PASSAGE:
====

• Our verdict: 2 - with reservations, otherwise relatively ok
  • Latest update & fact check: 10.7.2024 - Rebecca Taylor, CNP
  • Origin: It is produced synthetically and does not come from natural sources.

Glutamate is a non‑essential amino acid and a key neurotransmitter in the brain. Chemically, it is the anion of glutamic acid, an amino acid that plays a crucial role in cellular metabolism. In its free form, glutamate acts as a signaling molecule in the nervous system, facilitating the transmission of excitatory signals between neurons. In food, glutamate is known for its role in enhancing flavor, often perceived as umami, which is one of the five basic tastes.


Glutamate can be found both naturally and produced artificially. Naturally, it occurs in protein‑containing foods like meat, cheese, and some vegetables. Artificially, it is often manufactured through the fermentation of starches, sugars, or molasses using bacterial cultures, similar to the production of soy sauce or yogurt. This industrial process yields monosodium glutamate (MSG), which is commonly added to foods as a flavor enhancer.

====

MATERIAL SHOWN:
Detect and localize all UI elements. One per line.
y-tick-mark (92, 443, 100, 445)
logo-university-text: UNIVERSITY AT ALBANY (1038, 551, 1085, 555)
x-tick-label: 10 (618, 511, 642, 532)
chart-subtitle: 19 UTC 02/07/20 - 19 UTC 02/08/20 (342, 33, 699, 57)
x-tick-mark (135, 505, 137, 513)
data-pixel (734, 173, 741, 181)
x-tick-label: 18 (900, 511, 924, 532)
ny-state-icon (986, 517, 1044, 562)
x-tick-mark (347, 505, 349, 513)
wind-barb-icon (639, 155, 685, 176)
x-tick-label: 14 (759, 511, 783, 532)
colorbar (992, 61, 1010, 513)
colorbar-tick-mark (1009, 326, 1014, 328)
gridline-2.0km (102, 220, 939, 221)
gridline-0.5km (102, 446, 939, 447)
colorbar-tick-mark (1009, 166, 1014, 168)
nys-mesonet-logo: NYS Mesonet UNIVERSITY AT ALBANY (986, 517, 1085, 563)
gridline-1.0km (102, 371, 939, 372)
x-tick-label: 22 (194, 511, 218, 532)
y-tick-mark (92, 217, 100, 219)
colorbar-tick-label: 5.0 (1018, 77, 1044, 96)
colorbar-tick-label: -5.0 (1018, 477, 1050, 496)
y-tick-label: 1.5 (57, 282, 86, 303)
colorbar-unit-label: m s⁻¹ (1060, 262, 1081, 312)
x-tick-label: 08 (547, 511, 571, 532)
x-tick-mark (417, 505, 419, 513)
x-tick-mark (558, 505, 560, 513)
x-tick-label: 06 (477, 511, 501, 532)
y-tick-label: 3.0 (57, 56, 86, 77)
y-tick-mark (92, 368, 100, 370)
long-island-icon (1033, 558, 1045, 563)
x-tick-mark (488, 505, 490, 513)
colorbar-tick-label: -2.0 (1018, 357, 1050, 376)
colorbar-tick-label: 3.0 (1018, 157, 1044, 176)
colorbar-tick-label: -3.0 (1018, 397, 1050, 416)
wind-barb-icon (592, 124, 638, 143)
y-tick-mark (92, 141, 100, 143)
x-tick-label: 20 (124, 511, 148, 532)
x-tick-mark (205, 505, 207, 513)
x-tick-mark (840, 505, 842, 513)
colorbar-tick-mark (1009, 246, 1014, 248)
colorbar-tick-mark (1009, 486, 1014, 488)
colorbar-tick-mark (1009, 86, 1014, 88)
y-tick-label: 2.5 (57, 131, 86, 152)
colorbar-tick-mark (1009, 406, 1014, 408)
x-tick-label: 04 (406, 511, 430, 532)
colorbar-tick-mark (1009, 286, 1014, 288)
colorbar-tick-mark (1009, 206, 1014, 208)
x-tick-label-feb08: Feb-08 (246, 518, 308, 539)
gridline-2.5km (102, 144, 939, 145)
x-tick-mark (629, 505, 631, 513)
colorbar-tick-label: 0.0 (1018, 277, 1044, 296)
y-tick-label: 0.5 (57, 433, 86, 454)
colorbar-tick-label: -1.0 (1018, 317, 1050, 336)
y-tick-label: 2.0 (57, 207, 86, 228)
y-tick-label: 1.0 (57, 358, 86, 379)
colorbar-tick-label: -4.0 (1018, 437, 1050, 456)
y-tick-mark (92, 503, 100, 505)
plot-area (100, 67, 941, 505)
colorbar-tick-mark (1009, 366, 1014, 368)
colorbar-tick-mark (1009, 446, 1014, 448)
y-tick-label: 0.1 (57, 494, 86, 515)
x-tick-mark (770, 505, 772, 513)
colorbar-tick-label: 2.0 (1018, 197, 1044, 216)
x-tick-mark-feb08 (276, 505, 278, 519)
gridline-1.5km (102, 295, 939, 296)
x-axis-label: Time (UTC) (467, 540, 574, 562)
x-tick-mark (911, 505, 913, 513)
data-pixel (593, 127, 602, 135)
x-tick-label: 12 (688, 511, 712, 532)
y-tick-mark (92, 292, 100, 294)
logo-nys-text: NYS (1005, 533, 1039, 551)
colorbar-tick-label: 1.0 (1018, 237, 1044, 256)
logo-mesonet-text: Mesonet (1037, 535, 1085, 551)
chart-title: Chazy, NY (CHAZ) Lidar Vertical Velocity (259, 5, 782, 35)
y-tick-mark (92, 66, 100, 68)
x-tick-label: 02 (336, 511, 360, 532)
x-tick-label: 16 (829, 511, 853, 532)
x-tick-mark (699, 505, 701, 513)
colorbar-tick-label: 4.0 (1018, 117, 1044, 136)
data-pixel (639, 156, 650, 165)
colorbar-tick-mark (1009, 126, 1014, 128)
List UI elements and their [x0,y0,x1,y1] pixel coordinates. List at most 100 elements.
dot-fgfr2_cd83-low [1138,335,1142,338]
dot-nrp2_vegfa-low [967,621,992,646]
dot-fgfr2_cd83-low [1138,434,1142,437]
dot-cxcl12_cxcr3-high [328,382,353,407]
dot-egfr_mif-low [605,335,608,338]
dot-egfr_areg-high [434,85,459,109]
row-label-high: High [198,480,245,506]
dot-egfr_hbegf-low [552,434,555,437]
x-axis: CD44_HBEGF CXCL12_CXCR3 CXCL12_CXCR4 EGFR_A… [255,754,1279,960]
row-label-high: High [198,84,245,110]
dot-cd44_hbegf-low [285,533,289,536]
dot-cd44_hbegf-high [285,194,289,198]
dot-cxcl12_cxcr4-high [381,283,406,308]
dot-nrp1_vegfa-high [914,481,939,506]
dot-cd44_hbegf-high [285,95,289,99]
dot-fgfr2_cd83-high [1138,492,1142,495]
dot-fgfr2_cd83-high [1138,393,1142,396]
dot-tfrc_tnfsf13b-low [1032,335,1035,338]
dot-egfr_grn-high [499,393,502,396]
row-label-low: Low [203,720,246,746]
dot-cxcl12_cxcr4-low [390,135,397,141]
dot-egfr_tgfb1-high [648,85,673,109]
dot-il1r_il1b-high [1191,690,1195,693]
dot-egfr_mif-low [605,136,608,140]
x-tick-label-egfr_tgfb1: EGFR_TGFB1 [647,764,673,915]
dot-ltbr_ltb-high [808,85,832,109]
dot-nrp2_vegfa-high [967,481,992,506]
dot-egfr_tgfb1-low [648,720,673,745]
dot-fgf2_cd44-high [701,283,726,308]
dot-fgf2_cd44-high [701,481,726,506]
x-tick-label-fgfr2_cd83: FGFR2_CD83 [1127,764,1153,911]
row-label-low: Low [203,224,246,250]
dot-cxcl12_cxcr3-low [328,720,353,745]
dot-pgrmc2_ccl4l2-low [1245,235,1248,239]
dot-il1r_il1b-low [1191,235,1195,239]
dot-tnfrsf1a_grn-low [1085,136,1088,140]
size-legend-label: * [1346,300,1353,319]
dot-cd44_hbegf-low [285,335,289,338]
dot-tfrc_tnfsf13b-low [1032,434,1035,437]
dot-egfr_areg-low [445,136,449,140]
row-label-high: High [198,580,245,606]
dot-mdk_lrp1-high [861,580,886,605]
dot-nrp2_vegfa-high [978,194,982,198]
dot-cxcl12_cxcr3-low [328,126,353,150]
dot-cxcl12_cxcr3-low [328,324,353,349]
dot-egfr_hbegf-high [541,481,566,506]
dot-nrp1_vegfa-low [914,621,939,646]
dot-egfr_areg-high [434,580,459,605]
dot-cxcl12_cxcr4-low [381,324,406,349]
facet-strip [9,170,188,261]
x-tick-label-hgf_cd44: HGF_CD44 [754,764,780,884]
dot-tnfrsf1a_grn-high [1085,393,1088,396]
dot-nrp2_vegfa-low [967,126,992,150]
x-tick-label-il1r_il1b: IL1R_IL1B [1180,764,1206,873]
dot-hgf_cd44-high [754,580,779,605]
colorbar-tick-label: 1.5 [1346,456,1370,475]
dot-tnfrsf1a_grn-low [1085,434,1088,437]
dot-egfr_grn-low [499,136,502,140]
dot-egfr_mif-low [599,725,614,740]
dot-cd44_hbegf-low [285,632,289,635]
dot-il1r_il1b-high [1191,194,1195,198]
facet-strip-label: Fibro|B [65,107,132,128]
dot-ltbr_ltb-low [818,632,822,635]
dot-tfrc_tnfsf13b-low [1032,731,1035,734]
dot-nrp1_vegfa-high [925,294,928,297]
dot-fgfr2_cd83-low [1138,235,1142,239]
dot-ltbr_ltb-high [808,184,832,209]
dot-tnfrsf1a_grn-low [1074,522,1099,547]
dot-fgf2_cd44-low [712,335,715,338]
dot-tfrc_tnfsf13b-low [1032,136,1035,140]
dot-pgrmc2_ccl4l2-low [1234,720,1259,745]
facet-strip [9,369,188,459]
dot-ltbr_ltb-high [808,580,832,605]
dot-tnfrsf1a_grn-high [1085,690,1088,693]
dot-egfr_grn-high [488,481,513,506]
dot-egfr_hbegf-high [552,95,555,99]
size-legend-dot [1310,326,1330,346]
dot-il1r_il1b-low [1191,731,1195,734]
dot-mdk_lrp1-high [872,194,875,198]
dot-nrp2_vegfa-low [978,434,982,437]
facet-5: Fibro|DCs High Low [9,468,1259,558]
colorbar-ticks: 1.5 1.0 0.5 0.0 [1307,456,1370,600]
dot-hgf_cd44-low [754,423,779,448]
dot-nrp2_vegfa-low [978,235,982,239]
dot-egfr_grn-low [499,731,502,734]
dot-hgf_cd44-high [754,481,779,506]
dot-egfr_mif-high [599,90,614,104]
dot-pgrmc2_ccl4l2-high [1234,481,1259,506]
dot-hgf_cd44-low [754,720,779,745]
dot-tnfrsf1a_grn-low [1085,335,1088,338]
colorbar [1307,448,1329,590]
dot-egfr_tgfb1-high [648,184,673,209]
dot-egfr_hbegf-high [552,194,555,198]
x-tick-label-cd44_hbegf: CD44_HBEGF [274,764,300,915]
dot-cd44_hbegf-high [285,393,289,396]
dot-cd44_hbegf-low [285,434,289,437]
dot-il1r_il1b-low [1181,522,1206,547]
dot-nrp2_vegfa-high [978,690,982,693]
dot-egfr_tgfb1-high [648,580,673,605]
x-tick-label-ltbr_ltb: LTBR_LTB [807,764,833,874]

====

REQUIRED TASKS:
A) Translate this sentence from the glutamate passage into Spanish: "Naturally, it occurs in protein‑containing foods like meat, cheese, and some vegetables."
B) According to the glutamate passage, what product does the industrial fermentation process yield?
C) Continue the passage on glutamate from its last sentence.

EXPECTED RESULTS:
A) De forma natural, se encuentra en alimentos que contienen proteínas, como la carne, el queso y algunas verduras.

B) Monosodium glutamate (MSG).

C)
  • Enhances flavor: Provides the umami taste, enriching the overall flavor profile of foods.
  • Cost‑effective: Small amounts are needed to achieve desired taste enhancement.
  • Versatile: Used in a wide range of foods due to its solubility and stability.

How is it working in food?

  • Acts on taste receptors: Glutamate activates specific taste receptors on the tongue, eliciting the umami sensation.
  • Complements other flavors: Enhances and balances the overall flavor, making foods more palatable.
  • Stability: Maintains its flavor‑enhancing properties during cooking and processing.

Uses in Ultra‑Processed Foods

Glutamate, particularly in the form of MSG, is extensively used in ultra‑processed foods due to its ability to enhance flavors and improve palatability. Here are detailed explanations of its applications:

  • Flavor Enhancer in Savory Snacks: Glutamate is added to chips, crackers, and other savory snacks to boost their flavor profiles, making them more appealing and enjoyable.
  • Seasoning Blends and Condiments: It is a common ingredient in spice mixes, bouillon cubes, and sauces to intensify and round out flavors.
  • Processed Meats: Used in sausages, deli meats, and canned meat products to enhance their savory taste and improve overall flavor.
  • Instant Noodles and Soups: Glutamate is a key ingredient in the seasoning packets of instant noodles and soups, providing a rich and satisfying taste.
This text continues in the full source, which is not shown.